Items from a dataset:
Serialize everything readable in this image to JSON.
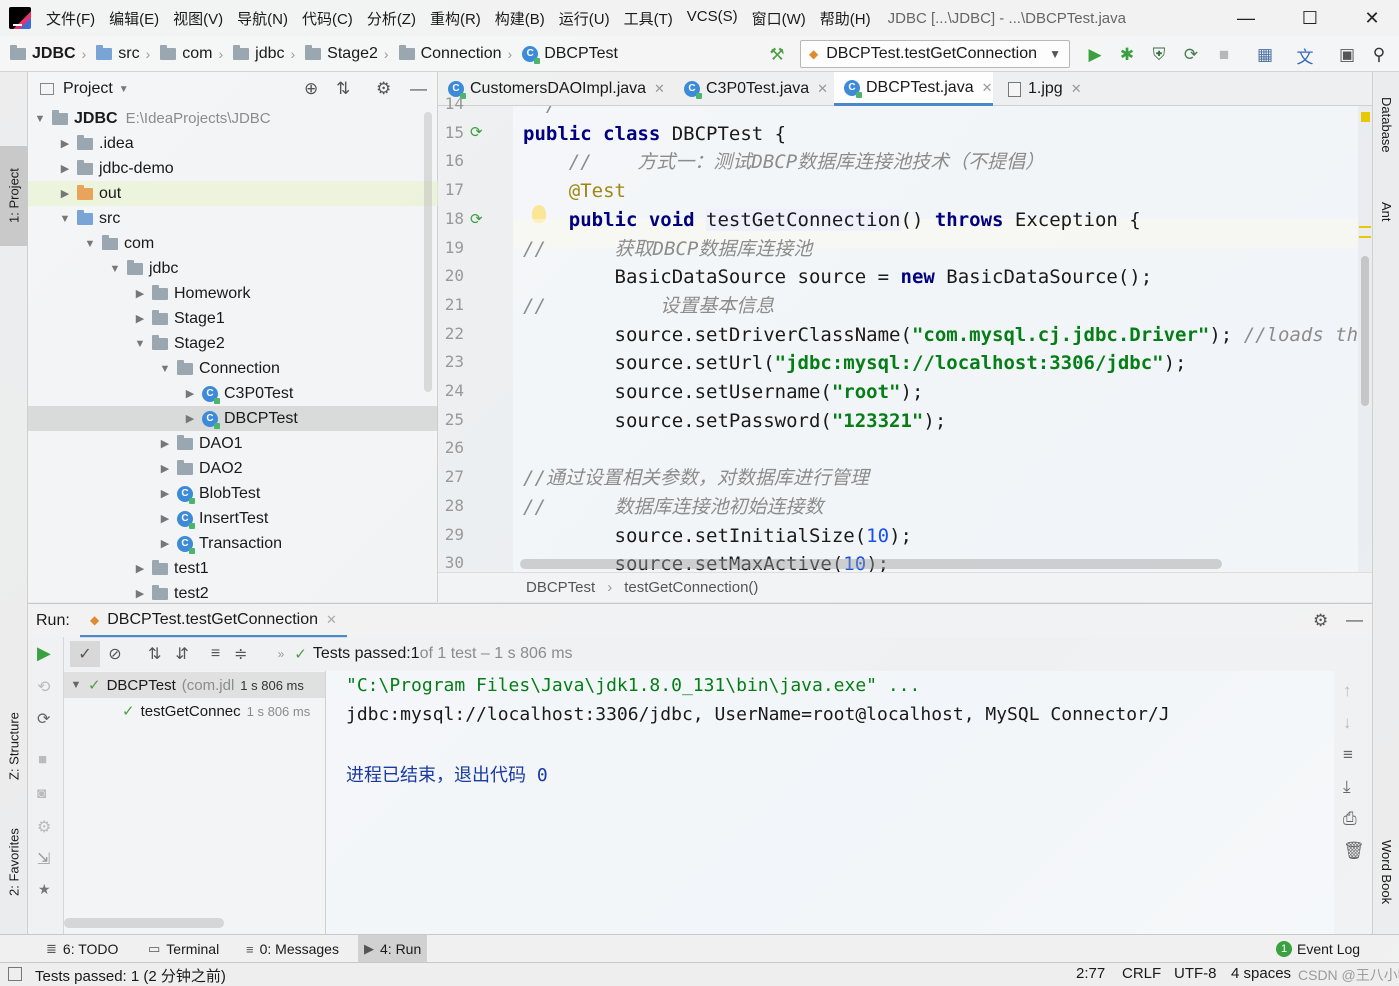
{
  "menu": {
    "items": [
      "文件(F)",
      "编辑(E)",
      "视图(V)",
      "导航(N)",
      "代码(C)",
      "分析(Z)",
      "重构(R)",
      "构建(B)",
      "运行(U)",
      "工具(T)",
      "VCS(S)",
      "窗口(W)",
      "帮助(H)"
    ],
    "window_title": "JDBC [...\\JDBC] - ...\\DBCPTest.java"
  },
  "window_controls": {
    "minimize": "—",
    "maximize": "☐",
    "close": "✕"
  },
  "breadcrumb": [
    "JDBC",
    "src",
    "com",
    "jdbc",
    "Stage2",
    "Connection",
    "DBCPTest"
  ],
  "run_config": {
    "label": "DBCPTest.testGetConnection"
  },
  "project": {
    "title": "Project",
    "tree": [
      {
        "label": "JDBC",
        "path": "E:\\IdeaProjects\\JDBC",
        "depth": 0,
        "arrow": "open",
        "icon": "folder"
      },
      {
        "label": ".idea",
        "depth": 1,
        "arrow": "closed",
        "icon": "folder"
      },
      {
        "label": "jdbc-demo",
        "depth": 1,
        "arrow": "closed",
        "icon": "folder"
      },
      {
        "label": "out",
        "depth": 1,
        "arrow": "closed",
        "icon": "folder-orange"
      },
      {
        "label": "src",
        "depth": 1,
        "arrow": "open",
        "icon": "folder-blue"
      },
      {
        "label": "com",
        "depth": 2,
        "arrow": "open",
        "icon": "folder"
      },
      {
        "label": "jdbc",
        "depth": 3,
        "arrow": "open",
        "icon": "folder"
      },
      {
        "label": "Homework",
        "depth": 4,
        "arrow": "closed",
        "icon": "folder"
      },
      {
        "label": "Stage1",
        "depth": 4,
        "arrow": "closed",
        "icon": "folder"
      },
      {
        "label": "Stage2",
        "depth": 4,
        "arrow": "open",
        "icon": "folder"
      },
      {
        "label": "Connection",
        "depth": 5,
        "arrow": "open",
        "icon": "folder"
      },
      {
        "label": "C3P0Test",
        "depth": 6,
        "arrow": "closed",
        "icon": "class"
      },
      {
        "label": "DBCPTest",
        "depth": 6,
        "arrow": "closed",
        "icon": "class"
      },
      {
        "label": "DAO1",
        "depth": 5,
        "arrow": "closed",
        "icon": "folder"
      },
      {
        "label": "DAO2",
        "depth": 5,
        "arrow": "closed",
        "icon": "folder"
      },
      {
        "label": "BlobTest",
        "depth": 5,
        "arrow": "closed",
        "icon": "class"
      },
      {
        "label": "InsertTest",
        "depth": 5,
        "arrow": "closed",
        "icon": "class"
      },
      {
        "label": "Transaction",
        "depth": 5,
        "arrow": "closed",
        "icon": "class"
      },
      {
        "label": "test1",
        "depth": 4,
        "arrow": "closed",
        "icon": "folder"
      },
      {
        "label": "test2",
        "depth": 4,
        "arrow": "closed",
        "icon": "folder"
      }
    ]
  },
  "editor": {
    "tabs": [
      {
        "label": "CustomersDAOImpl.java",
        "icon": "class"
      },
      {
        "label": "C3P0Test.java",
        "icon": "class"
      },
      {
        "label": "DBCPTest.java",
        "icon": "class",
        "active": true
      },
      {
        "label": "1.jpg",
        "icon": "image"
      }
    ],
    "line_numbers": [
      "14",
      "15",
      "16",
      "17",
      "18",
      "19",
      "20",
      "21",
      "22",
      "23",
      "24",
      "25",
      "26",
      "27",
      "28",
      "29",
      "30"
    ],
    "lines": [
      [
        {
          "t": " */",
          "c": "cmt"
        }
      ],
      [
        {
          "t": "public class ",
          "c": "kw"
        },
        {
          "t": "DBCPTest {",
          "c": ""
        }
      ],
      [
        {
          "t": "    //    方式一：测试DBCP数据库连接池技术（不提倡）",
          "c": "cmt"
        }
      ],
      [
        {
          "t": "    @Test",
          "c": "ann"
        }
      ],
      [
        {
          "t": "    public void ",
          "c": "kw"
        },
        {
          "t": "testGetConnection",
          "c": "hl"
        },
        {
          "t": "() ",
          "c": ""
        },
        {
          "t": "throws ",
          "c": "kw"
        },
        {
          "t": "Exception {",
          "c": ""
        }
      ],
      [
        {
          "t": "//      获取DBCP数据库连接池",
          "c": "cmt"
        }
      ],
      [
        {
          "t": "        BasicDataSource source = ",
          "c": ""
        },
        {
          "t": "new ",
          "c": "kw"
        },
        {
          "t": "BasicDataSource();",
          "c": ""
        }
      ],
      [
        {
          "t": "//          设置基本信息",
          "c": "cmt"
        }
      ],
      [
        {
          "t": "        source.setDriverClassName(",
          "c": ""
        },
        {
          "t": "\"com.mysql.cj.jdbc.Driver\"",
          "c": "str"
        },
        {
          "t": "); ",
          "c": ""
        },
        {
          "t": "//loads the jd",
          "c": "cmt"
        }
      ],
      [
        {
          "t": "        source.setUrl(",
          "c": ""
        },
        {
          "t": "\"jdbc:mysql://localhost:3306/jdbc\"",
          "c": "str"
        },
        {
          "t": ");",
          "c": ""
        }
      ],
      [
        {
          "t": "        source.setUsername(",
          "c": ""
        },
        {
          "t": "\"root\"",
          "c": "str"
        },
        {
          "t": ");",
          "c": ""
        }
      ],
      [
        {
          "t": "        source.setPassword(",
          "c": ""
        },
        {
          "t": "\"123321\"",
          "c": "str"
        },
        {
          "t": ");",
          "c": ""
        }
      ],
      [
        {
          "t": "",
          "c": ""
        }
      ],
      [
        {
          "t": "//通过设置相关参数，对数据库进行管理",
          "c": "cmt"
        }
      ],
      [
        {
          "t": "//      数据库连接池初始连接数",
          "c": "cmt"
        }
      ],
      [
        {
          "t": "        source.setInitialSize(",
          "c": ""
        },
        {
          "t": "10",
          "c": "num"
        },
        {
          "t": ");",
          "c": ""
        }
      ],
      [
        {
          "t": "        source.setMaxActive(",
          "c": ""
        },
        {
          "t": "10",
          "c": "num"
        },
        {
          "t": ");",
          "c": ""
        }
      ]
    ],
    "breadcrumb": [
      "DBCPTest",
      "testGetConnection()"
    ]
  },
  "run": {
    "label": "Run:",
    "tab": "DBCPTest.testGetConnection",
    "status_prefix": "Tests passed: ",
    "status_count": "1",
    "status_suffix": " of 1 test – 1 s 806 ms",
    "tests": [
      {
        "name": "DBCPTest",
        "detail": "(com.jdl",
        "time": "1 s 806 ms"
      },
      {
        "name": "testGetConnec",
        "time": "1 s 806 ms"
      }
    ],
    "console": [
      {
        "text": "\"C:\\Program Files\\Java\\jdk1.8.0_131\\bin\\java.exe\" ...",
        "c": "path"
      },
      {
        "text": "jdbc:mysql://localhost:3306/jdbc, UserName=root@localhost, MySQL Connector/J",
        "c": "out"
      },
      {
        "text": "",
        "c": "out"
      },
      {
        "text": "进程已结束，退出代码 0",
        "c": "exit"
      }
    ]
  },
  "bottom_tabs": [
    {
      "label": "6: TODO",
      "icon": "list-icon"
    },
    {
      "label": "Terminal",
      "icon": "terminal-icon"
    },
    {
      "label": "0: Messages",
      "icon": "messages-icon"
    },
    {
      "label": "4: Run",
      "icon": "run-icon",
      "active": true
    }
  ],
  "event_log": {
    "badge": "1",
    "label": "Event Log"
  },
  "side_tabs": {
    "project": "1: Project",
    "structure": "Z: Structure",
    "favorites": "2: Favorites",
    "database": "Database",
    "ant": "Ant",
    "wordbook": "Word Book"
  },
  "status": {
    "message": "Tests passed: 1 (2 分钟之前)",
    "position": "2:77",
    "line_sep": "CRLF",
    "encoding": "UTF-8",
    "indent": "4 spaces",
    "watermark": "CSDN @王八小鸭"
  },
  "colors": {
    "keyword": "#000080",
    "string": "#067d17",
    "number": "#1750eb",
    "comment": "#8c8c8c",
    "annotation": "#9e880d",
    "pass": "#4da043",
    "accent": "#4a88c7"
  }
}
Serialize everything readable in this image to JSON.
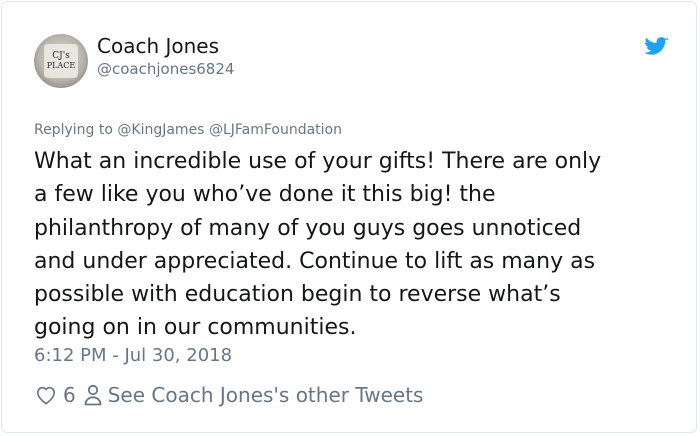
{
  "author": {
    "display_name": "Coach Jones",
    "handle": "@coachjones6824",
    "avatar_text_line1": "CJ's",
    "avatar_text_line2": "PLACE"
  },
  "reply": {
    "prefix": "Replying to",
    "mentions": [
      "@KingJames",
      "@LJFamFoundation"
    ]
  },
  "tweet": {
    "lines": [
      "What an incredible use of your gifts! There are only",
      "a few like you who’ve done it this big! the",
      "philanthropy of many of you guys goes unnoticed",
      "and under appreciated. Continue to lift as many as",
      "possible with education begin to reverse what’s",
      "going on in our communities."
    ]
  },
  "timestamp": "6:12 PM - Jul 30, 2018",
  "actions": {
    "like_count": "6",
    "other_tweets_label": "See Coach Jones's other Tweets"
  },
  "icons": {
    "brand": "twitter-bird-icon",
    "like": "heart-icon",
    "profile": "person-icon"
  },
  "colors": {
    "brand_blue": "#1da1f2",
    "secondary_text": "#657786",
    "primary_text": "#14171a",
    "border": "#e1e8ed"
  }
}
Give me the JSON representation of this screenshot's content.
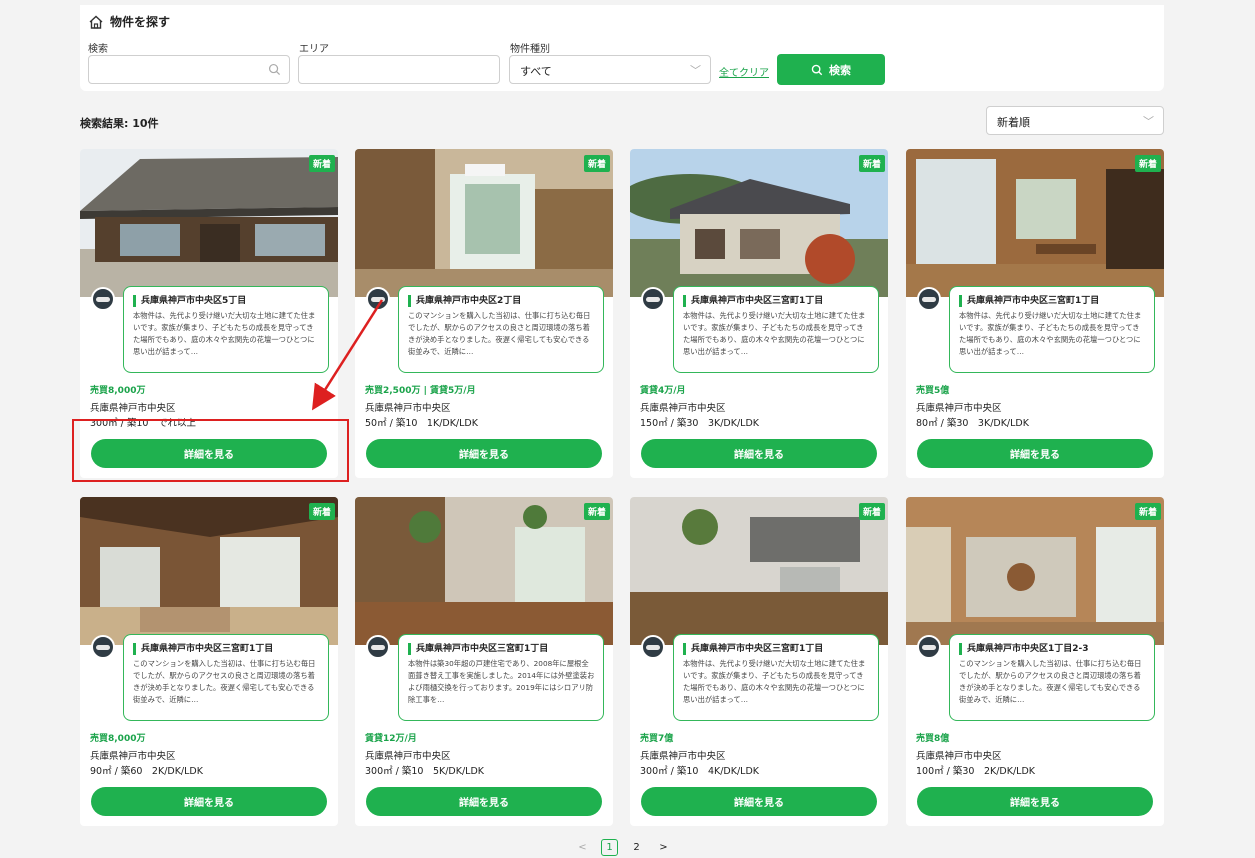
{
  "search": {
    "title": "物件を探す",
    "keyword_label": "検索",
    "keyword_value": "",
    "area_label": "エリア",
    "area_value": "",
    "type_label": "物件種別",
    "type_value": "すべて",
    "clear_label": "全てクリア",
    "search_button_label": "検索"
  },
  "results": {
    "count_label": "検索結果: 10件",
    "sort_value": "新着順"
  },
  "colors": {
    "accent": "#1fb14f",
    "annotation": "#dd2020"
  },
  "cards": [
    {
      "badge": "新着",
      "title": "兵庫県神戸市中央区5丁目",
      "description": "本物件は、先代より受け継いだ大切な土地に建てた住まいです。家族が集まり、子どもたちの成長を見守ってきた場所でもあり、庭の木々や玄関先の花壇一つひとつに思い出が詰まって…",
      "price": "売買8,000万",
      "address": "兵庫県神戸市中央区",
      "spec": "300㎡ / 築10　でれ以上",
      "button_label": "詳細を見る"
    },
    {
      "badge": "新着",
      "title": "兵庫県神戸市中央区2丁目",
      "description": "このマンションを購入した当初は、仕事に打ち込む毎日でしたが、駅からのアクセスの良さと周辺環境の落ち着きが決め手となりました。夜遅く帰宅しても安心できる街並みで、近隣に…",
      "price": "売買2,500万 | 賃貸5万/月",
      "address": "兵庫県神戸市中央区",
      "spec": "50㎡ / 築10　1K/DK/LDK",
      "button_label": "詳細を見る"
    },
    {
      "badge": "新着",
      "title": "兵庫県神戸市中央区三宮町1丁目",
      "description": "本物件は、先代より受け継いだ大切な土地に建てた住まいです。家族が集まり、子どもたちの成長を見守ってきた場所でもあり、庭の木々や玄関先の花壇一つひとつに思い出が詰まって…",
      "price": "賃貸4万/月",
      "address": "兵庫県神戸市中央区",
      "spec": "150㎡ / 築30　3K/DK/LDK",
      "button_label": "詳細を見る"
    },
    {
      "badge": "新着",
      "title": "兵庫県神戸市中央区三宮町1丁目",
      "description": "本物件は、先代より受け継いだ大切な土地に建てた住まいです。家族が集まり、子どもたちの成長を見守ってきた場所でもあり、庭の木々や玄関先の花壇一つひとつに思い出が詰まって…",
      "price": "売買5億",
      "address": "兵庫県神戸市中央区",
      "spec": "80㎡ / 築30　3K/DK/LDK",
      "button_label": "詳細を見る"
    },
    {
      "badge": "新着",
      "title": "兵庫県神戸市中央区三宮町1丁目",
      "description": "このマンションを購入した当初は、仕事に打ち込む毎日でしたが、駅からのアクセスの良さと周辺環境の落ち着きが決め手となりました。夜遅く帰宅しても安心できる街並みで、近隣に…",
      "price": "売買8,000万",
      "address": "兵庫県神戸市中央区",
      "spec": "90㎡ / 築60　2K/DK/LDK",
      "button_label": "詳細を見る"
    },
    {
      "badge": "新着",
      "title": "兵庫県神戸市中央区三宮町1丁目",
      "description": "本物件は築30年超の戸建住宅であり、2008年に屋根全面葺き替え工事を実施しました。2014年には外壁塗装および雨樋交換を行っております。2019年にはシロアリ防除工事を…",
      "price": "賃貸12万/月",
      "address": "兵庫県神戸市中央区",
      "spec": "300㎡ / 築10　5K/DK/LDK",
      "button_label": "詳細を見る"
    },
    {
      "badge": "新着",
      "title": "兵庫県神戸市中央区三宮町1丁目",
      "description": "本物件は、先代より受け継いだ大切な土地に建てた住まいです。家族が集まり、子どもたちの成長を見守ってきた場所でもあり、庭の木々や玄関先の花壇一つひとつに思い出が詰まって…",
      "price": "売買7億",
      "address": "兵庫県神戸市中央区",
      "spec": "300㎡ / 築10　4K/DK/LDK",
      "button_label": "詳細を見る"
    },
    {
      "badge": "新着",
      "title": "兵庫県神戸市中央区1丁目2-3",
      "description": "このマンションを購入した当初は、仕事に打ち込む毎日でしたが、駅からのアクセスの良さと周辺環境の落ち着きが決め手となりました。夜遅く帰宅しても安心できる街並みで、近隣に…",
      "price": "売買8億",
      "address": "兵庫県神戸市中央区",
      "spec": "100㎡ / 築30　2K/DK/LDK",
      "button_label": "詳細を見る"
    }
  ],
  "pagination": {
    "prev": "<",
    "pages": [
      "1",
      "2"
    ],
    "next": ">"
  }
}
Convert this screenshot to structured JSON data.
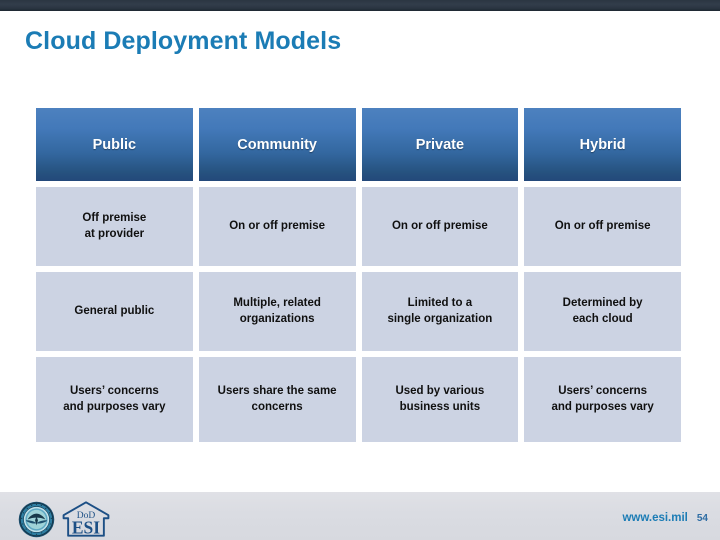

▸ SHORT TASK
Search the data for "annotation" and list every line in which it occurs.

▸ PROBLEM SOLUTION
    "annotation": "#9e880d",
    "annotation": "#dd2020"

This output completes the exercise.